Your objective - Go over the entries below line by line, copying each one that contains the word "árboles".

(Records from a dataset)
######
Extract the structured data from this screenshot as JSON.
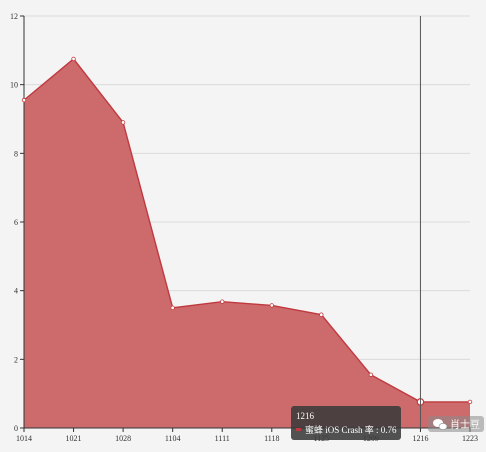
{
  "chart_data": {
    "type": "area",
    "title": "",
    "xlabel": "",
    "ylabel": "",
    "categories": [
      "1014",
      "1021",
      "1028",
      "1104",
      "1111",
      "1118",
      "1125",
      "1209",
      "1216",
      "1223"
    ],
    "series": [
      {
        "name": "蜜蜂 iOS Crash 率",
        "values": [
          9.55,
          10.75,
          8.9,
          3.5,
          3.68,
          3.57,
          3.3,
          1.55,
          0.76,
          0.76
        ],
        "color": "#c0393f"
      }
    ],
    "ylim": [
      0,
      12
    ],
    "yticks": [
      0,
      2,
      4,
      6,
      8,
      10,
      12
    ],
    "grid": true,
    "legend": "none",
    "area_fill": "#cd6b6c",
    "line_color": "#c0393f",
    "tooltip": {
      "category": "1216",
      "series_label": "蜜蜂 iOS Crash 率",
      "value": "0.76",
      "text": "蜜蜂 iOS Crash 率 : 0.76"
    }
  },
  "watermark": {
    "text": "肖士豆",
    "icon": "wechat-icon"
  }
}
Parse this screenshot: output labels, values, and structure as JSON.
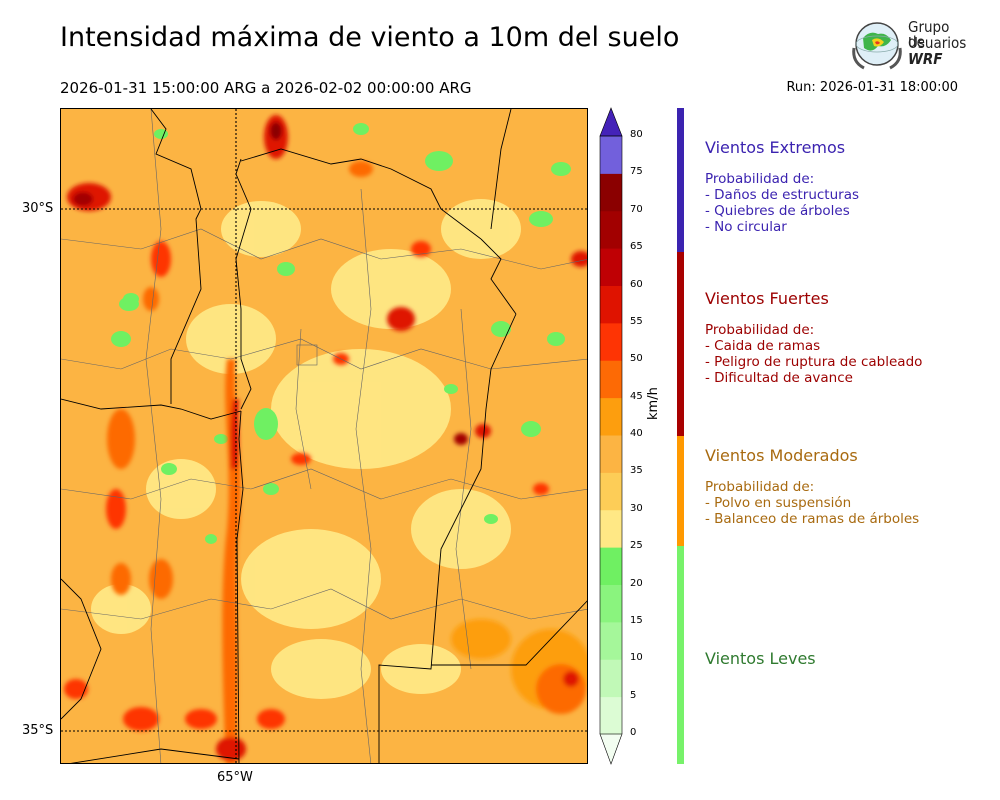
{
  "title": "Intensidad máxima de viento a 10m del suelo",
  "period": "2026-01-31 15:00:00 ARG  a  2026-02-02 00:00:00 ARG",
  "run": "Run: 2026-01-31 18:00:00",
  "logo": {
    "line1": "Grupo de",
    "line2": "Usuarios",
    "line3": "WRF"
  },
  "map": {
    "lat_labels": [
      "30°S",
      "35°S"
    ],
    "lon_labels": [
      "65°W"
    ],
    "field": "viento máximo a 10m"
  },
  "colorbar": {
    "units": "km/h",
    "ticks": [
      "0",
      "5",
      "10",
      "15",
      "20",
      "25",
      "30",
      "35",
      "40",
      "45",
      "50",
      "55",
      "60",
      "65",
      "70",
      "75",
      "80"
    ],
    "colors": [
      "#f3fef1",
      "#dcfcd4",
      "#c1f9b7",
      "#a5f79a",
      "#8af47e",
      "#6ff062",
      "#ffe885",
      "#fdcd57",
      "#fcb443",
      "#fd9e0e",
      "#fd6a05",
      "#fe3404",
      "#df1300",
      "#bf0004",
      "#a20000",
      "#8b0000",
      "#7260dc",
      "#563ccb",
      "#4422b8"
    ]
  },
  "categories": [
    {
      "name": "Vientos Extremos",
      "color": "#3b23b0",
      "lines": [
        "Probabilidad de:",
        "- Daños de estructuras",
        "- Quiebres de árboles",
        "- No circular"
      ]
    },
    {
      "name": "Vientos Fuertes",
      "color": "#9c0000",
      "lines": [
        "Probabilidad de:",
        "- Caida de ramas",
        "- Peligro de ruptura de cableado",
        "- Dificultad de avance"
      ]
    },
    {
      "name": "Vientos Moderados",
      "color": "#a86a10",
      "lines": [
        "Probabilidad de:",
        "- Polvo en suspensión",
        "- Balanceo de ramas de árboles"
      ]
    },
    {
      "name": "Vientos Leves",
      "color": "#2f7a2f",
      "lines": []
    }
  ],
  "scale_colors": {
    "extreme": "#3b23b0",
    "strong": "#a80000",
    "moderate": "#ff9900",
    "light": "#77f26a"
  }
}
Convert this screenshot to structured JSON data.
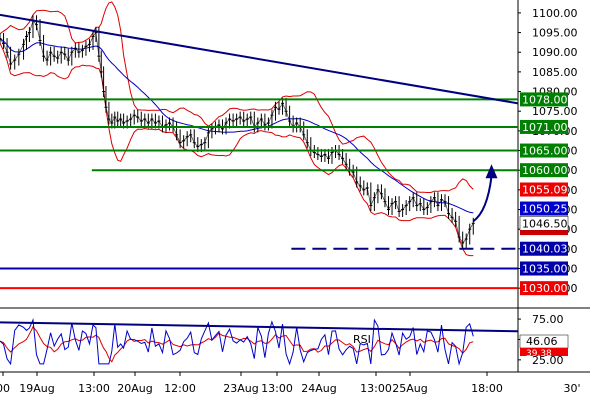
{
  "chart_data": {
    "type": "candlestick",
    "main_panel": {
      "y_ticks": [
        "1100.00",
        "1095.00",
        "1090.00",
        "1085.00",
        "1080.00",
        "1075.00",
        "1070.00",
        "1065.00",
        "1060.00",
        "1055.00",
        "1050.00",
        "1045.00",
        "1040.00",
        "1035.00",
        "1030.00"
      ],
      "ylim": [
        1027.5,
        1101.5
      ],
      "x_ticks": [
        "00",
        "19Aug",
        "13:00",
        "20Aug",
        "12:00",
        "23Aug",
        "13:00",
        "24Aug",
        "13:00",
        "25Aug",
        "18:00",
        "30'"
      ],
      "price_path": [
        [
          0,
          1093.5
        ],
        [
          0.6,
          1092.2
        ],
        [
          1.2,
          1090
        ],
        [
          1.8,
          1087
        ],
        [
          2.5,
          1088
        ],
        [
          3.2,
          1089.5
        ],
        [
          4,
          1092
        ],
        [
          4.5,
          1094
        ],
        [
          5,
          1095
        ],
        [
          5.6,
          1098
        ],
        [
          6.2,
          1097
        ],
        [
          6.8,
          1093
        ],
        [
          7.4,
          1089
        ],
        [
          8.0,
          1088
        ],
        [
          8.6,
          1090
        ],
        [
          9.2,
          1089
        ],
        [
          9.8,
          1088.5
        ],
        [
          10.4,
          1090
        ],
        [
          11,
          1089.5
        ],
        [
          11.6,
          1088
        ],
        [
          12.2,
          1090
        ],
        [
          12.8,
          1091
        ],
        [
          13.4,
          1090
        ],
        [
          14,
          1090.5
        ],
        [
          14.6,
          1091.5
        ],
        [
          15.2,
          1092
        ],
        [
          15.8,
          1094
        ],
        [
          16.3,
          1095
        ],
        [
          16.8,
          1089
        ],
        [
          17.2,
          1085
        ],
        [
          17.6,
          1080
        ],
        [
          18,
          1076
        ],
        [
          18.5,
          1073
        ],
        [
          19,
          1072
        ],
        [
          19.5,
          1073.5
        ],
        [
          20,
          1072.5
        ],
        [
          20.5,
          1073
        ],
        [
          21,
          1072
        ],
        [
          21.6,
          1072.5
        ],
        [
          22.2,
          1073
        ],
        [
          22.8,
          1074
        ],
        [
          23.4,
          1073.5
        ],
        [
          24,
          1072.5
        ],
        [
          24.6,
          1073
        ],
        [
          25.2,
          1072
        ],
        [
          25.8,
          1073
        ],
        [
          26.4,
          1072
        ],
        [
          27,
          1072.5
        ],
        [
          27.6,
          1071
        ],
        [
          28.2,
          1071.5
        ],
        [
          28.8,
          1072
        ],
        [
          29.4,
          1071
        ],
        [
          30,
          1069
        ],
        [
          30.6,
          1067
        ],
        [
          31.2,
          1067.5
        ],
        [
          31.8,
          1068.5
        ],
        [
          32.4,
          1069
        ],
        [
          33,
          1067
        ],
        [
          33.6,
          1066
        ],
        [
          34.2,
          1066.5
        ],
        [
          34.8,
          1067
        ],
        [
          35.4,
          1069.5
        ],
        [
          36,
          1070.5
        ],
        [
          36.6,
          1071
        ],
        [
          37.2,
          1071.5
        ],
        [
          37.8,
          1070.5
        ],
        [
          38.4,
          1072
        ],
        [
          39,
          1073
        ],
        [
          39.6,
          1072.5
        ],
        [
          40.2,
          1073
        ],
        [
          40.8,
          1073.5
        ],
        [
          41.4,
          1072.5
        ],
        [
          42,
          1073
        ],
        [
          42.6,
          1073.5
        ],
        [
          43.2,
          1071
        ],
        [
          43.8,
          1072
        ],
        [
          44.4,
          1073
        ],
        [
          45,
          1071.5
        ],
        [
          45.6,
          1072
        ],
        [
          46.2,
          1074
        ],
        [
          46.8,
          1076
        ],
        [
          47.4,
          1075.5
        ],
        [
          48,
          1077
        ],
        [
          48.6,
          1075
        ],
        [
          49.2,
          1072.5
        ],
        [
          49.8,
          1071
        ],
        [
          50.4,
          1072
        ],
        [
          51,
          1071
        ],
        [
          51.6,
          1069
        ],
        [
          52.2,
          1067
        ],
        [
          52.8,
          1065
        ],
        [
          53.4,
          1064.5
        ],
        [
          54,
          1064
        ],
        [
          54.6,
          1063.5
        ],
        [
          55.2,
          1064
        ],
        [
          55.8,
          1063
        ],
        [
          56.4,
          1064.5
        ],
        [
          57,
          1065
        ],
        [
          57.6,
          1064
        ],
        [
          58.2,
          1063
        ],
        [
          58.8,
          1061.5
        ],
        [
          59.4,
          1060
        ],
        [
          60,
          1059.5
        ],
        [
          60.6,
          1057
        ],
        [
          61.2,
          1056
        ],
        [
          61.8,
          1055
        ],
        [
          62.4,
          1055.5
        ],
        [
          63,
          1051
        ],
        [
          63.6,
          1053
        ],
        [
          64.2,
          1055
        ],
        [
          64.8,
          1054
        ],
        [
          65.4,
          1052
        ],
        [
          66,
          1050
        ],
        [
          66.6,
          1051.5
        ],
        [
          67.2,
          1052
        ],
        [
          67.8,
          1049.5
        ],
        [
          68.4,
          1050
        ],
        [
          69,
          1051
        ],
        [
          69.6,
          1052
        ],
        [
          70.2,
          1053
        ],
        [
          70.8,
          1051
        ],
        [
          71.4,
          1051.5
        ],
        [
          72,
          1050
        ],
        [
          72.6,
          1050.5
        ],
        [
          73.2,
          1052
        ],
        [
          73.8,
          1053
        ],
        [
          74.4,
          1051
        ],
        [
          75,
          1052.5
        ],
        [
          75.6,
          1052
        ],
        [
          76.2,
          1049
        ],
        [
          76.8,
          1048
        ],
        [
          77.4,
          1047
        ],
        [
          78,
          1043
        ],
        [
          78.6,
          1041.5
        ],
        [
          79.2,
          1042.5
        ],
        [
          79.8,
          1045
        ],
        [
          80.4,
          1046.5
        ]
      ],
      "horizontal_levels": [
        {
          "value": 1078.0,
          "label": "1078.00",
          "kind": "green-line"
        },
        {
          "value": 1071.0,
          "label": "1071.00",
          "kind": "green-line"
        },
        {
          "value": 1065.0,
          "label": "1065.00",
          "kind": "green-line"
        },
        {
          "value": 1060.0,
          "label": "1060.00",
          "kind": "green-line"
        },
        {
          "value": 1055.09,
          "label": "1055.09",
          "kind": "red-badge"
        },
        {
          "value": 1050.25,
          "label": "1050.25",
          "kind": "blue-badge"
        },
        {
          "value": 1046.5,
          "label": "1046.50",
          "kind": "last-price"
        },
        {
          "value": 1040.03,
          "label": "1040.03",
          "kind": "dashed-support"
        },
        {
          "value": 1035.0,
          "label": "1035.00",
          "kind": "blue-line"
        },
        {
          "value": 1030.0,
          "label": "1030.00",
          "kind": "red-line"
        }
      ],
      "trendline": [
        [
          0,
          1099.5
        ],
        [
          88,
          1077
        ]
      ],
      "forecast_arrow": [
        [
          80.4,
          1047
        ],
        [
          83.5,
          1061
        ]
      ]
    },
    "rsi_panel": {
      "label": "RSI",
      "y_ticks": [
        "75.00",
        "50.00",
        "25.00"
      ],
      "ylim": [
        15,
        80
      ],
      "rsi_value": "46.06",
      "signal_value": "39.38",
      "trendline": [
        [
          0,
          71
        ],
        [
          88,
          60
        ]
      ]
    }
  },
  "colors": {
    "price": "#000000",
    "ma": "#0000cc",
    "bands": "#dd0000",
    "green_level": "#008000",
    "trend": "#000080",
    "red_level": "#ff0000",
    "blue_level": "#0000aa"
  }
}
######
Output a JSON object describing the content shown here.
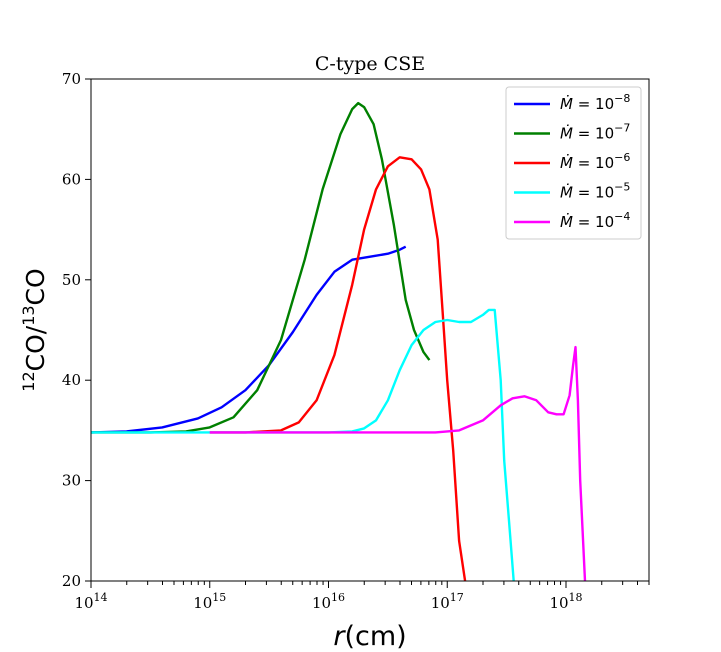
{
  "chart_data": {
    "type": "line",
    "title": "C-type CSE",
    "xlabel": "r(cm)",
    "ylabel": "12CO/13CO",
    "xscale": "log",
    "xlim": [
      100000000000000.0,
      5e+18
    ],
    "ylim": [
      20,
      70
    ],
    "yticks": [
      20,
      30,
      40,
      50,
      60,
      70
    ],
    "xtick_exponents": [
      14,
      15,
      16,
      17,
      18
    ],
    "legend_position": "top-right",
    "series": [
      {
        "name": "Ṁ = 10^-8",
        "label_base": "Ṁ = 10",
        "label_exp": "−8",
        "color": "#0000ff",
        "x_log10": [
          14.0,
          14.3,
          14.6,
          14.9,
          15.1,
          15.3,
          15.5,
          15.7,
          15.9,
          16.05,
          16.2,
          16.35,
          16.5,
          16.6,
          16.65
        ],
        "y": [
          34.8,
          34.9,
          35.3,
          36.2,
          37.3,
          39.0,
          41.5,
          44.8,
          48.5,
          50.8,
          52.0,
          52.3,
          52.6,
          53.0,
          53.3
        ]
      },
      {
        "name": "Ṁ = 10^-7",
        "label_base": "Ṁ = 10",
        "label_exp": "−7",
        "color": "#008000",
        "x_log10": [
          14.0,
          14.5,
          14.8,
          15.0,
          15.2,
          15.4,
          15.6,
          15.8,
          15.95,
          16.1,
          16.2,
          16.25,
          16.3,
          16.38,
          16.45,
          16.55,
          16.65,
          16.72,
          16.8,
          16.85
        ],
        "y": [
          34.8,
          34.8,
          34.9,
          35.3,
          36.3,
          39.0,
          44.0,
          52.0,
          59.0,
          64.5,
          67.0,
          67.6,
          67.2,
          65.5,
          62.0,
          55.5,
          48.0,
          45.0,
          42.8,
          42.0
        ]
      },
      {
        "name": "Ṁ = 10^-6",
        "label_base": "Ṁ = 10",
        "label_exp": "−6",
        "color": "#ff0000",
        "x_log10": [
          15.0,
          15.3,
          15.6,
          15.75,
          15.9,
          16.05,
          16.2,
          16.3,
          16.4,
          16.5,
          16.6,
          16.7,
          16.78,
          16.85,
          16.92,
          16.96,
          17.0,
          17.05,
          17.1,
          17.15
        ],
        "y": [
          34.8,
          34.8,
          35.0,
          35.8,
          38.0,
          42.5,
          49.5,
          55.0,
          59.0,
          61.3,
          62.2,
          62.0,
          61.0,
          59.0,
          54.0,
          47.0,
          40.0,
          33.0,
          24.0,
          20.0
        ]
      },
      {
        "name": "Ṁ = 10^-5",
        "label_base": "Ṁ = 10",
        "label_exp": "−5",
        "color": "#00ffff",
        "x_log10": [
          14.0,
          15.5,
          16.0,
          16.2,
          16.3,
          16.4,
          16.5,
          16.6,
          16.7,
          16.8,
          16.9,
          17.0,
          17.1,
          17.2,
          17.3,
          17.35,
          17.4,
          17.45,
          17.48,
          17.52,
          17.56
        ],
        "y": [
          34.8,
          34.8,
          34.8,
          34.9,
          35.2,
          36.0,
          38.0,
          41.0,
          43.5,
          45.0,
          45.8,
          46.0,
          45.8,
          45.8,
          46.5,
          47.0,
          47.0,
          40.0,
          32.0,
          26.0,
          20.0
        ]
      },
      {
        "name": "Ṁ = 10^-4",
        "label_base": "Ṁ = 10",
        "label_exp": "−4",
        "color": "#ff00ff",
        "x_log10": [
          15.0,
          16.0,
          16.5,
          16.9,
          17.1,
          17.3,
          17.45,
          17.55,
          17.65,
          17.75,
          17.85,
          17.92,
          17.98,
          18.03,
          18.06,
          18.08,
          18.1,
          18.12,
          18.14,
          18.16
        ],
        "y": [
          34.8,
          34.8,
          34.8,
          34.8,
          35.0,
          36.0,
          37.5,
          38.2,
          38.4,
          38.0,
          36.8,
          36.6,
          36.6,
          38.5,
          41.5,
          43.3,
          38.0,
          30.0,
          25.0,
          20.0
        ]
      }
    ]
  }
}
######
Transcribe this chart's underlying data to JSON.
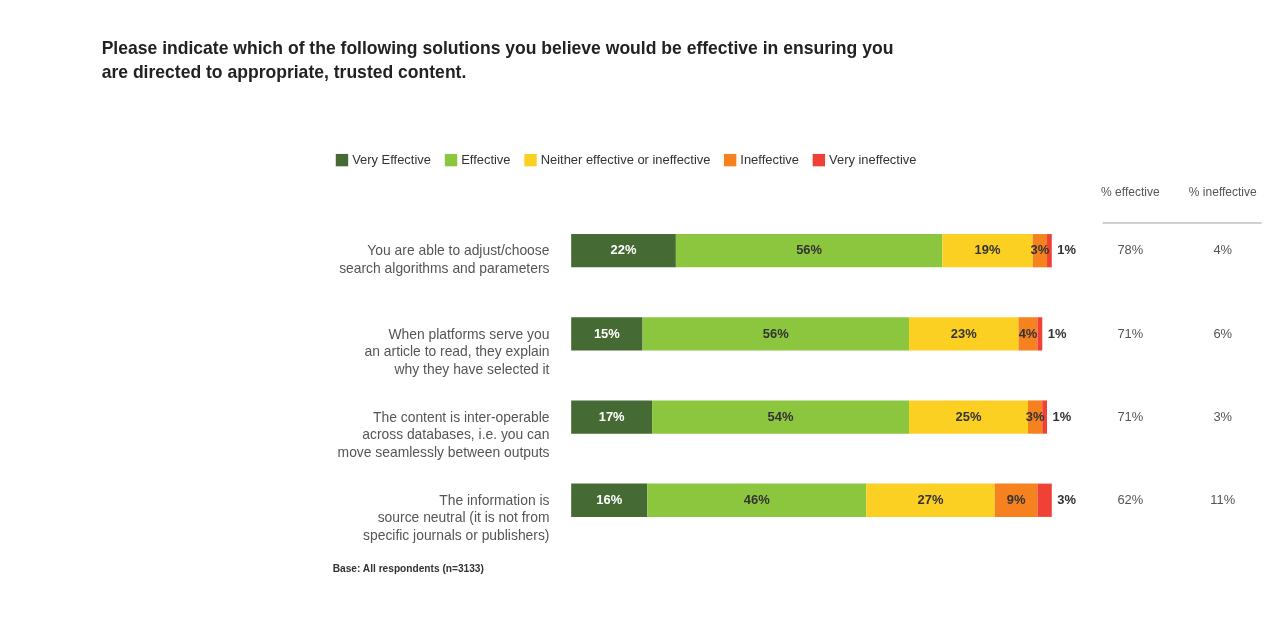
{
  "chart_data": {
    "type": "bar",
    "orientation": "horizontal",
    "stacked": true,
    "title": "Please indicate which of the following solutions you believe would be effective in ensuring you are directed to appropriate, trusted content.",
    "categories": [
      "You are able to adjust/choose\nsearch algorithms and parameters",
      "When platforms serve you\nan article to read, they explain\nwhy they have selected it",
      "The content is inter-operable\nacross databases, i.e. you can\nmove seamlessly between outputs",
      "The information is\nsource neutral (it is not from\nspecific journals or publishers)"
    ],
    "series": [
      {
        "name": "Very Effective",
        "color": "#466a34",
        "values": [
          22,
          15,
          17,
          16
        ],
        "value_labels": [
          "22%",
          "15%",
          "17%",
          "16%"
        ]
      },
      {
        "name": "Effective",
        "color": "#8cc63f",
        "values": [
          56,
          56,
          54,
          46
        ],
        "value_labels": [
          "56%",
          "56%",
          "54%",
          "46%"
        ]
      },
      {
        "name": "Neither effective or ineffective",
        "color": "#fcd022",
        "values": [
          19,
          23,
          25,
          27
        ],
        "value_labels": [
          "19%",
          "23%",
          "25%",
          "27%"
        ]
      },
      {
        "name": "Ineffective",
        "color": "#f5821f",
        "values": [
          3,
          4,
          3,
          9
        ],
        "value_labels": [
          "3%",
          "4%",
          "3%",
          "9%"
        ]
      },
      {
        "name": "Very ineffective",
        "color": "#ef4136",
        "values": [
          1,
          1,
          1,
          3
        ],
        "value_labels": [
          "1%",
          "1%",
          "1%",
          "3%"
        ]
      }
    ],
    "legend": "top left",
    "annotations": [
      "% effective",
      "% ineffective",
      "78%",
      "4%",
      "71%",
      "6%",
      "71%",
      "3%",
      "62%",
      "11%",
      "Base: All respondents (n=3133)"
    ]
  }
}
######
Solved exercise -
        "- Quiebres de árboles",
        "- Balanceo de ramas de árboles"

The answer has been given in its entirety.